--- DATA PROVIDED ---

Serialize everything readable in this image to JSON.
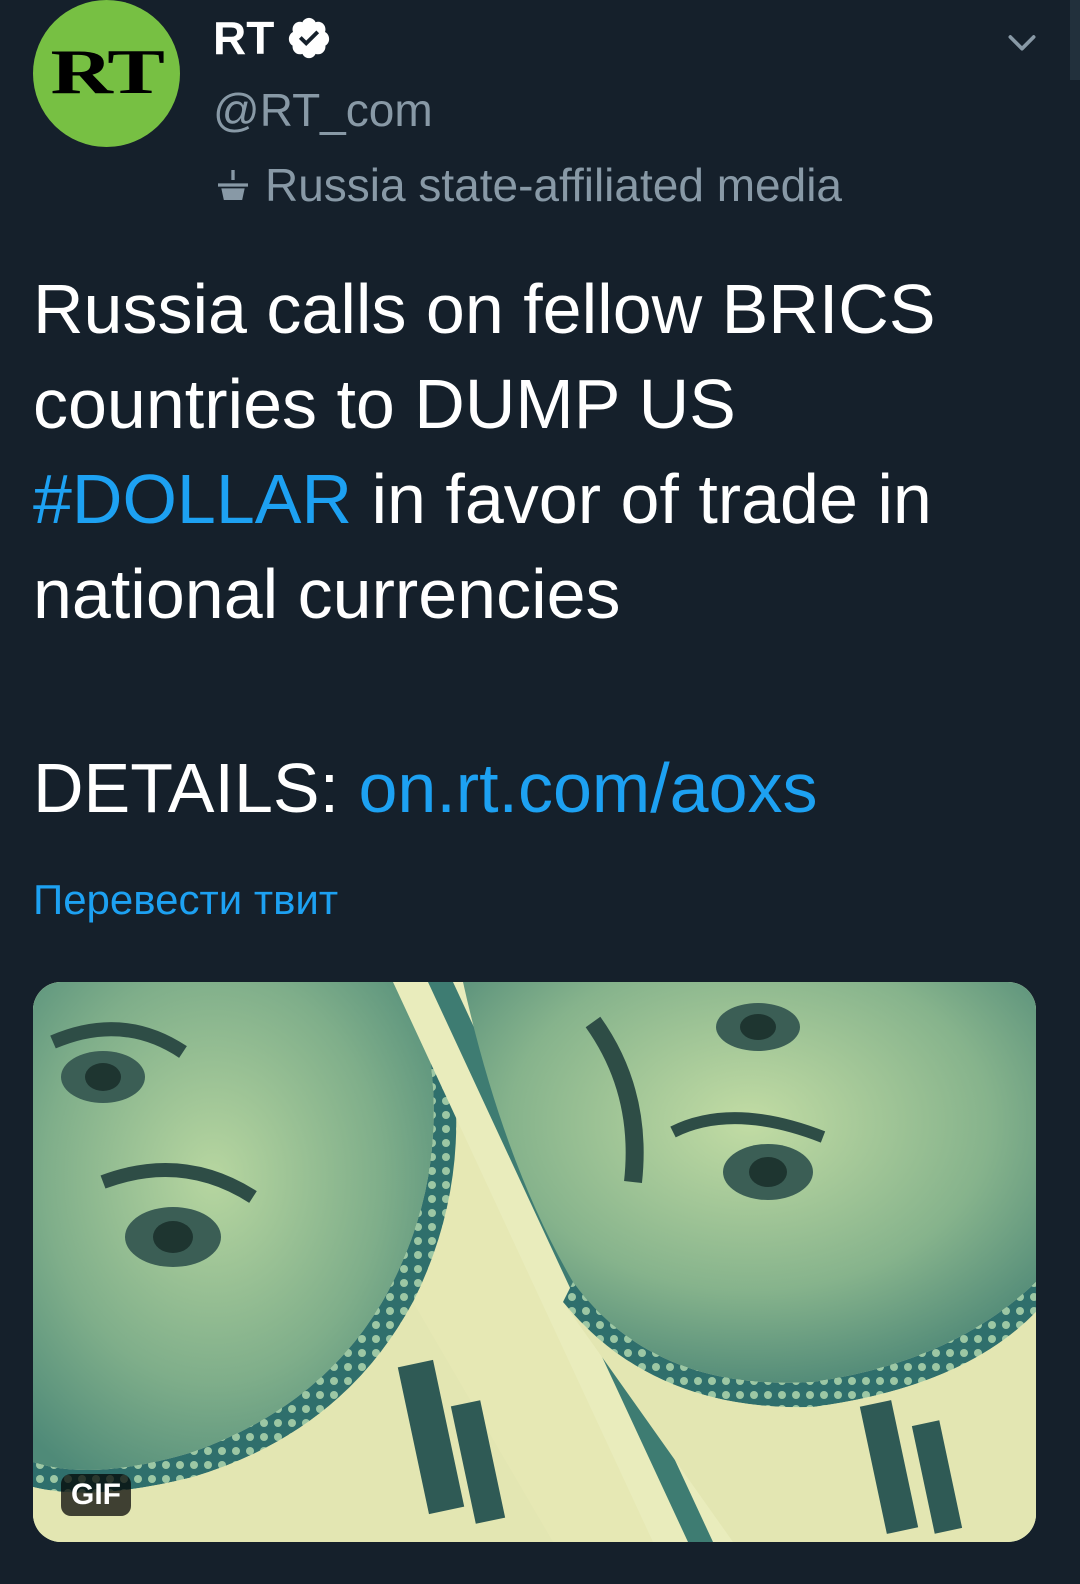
{
  "account": {
    "display_name": "RT",
    "handle": "@RT_com",
    "label": "Russia state-affiliated media",
    "avatar_text": "RT",
    "avatar_color": "#77c043",
    "verified": true
  },
  "tweet": {
    "text_part1": "Russia calls on fellow BRICS\ncountries to DUMP US\n",
    "hashtag": "#DOLLAR",
    "text_part2": " in favor of trade in\nnational currencies",
    "details_prefix": "DETAILS: ",
    "link": "on.rt.com/aoxs",
    "translate_label": "Перевести твит"
  },
  "media": {
    "badge": "GIF",
    "description_icon": "dollar-banknote-image"
  },
  "colors": {
    "background": "#15202b",
    "text": "#ffffff",
    "secondary": "#8899a6",
    "accent": "#1da1f2"
  }
}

--- INSTRUCTION ---
Copy every line of the data word for word, omitting the images.

--- ANSWER TO THE PROBLEM ---
Serialize everything readable in this image to JSON.
{
  "account": {
    "display_name": "RT",
    "handle": "@RT_com",
    "label": "Russia state-affiliated media",
    "avatar_text": "RT",
    "avatar_color": "#77c043",
    "verified": true
  },
  "tweet": {
    "text_part1": "Russia calls on fellow BRICS\ncountries to DUMP US\n",
    "hashtag": "#DOLLAR",
    "text_part2": " in favor of trade in\nnational currencies",
    "details_prefix": "DETAILS: ",
    "link": "on.rt.com/aoxs",
    "translate_label": "Перевести твит"
  },
  "media": {
    "badge": "GIF",
    "description_icon": "dollar-banknote-image"
  },
  "colors": {
    "background": "#15202b",
    "text": "#ffffff",
    "secondary": "#8899a6",
    "accent": "#1da1f2"
  }
}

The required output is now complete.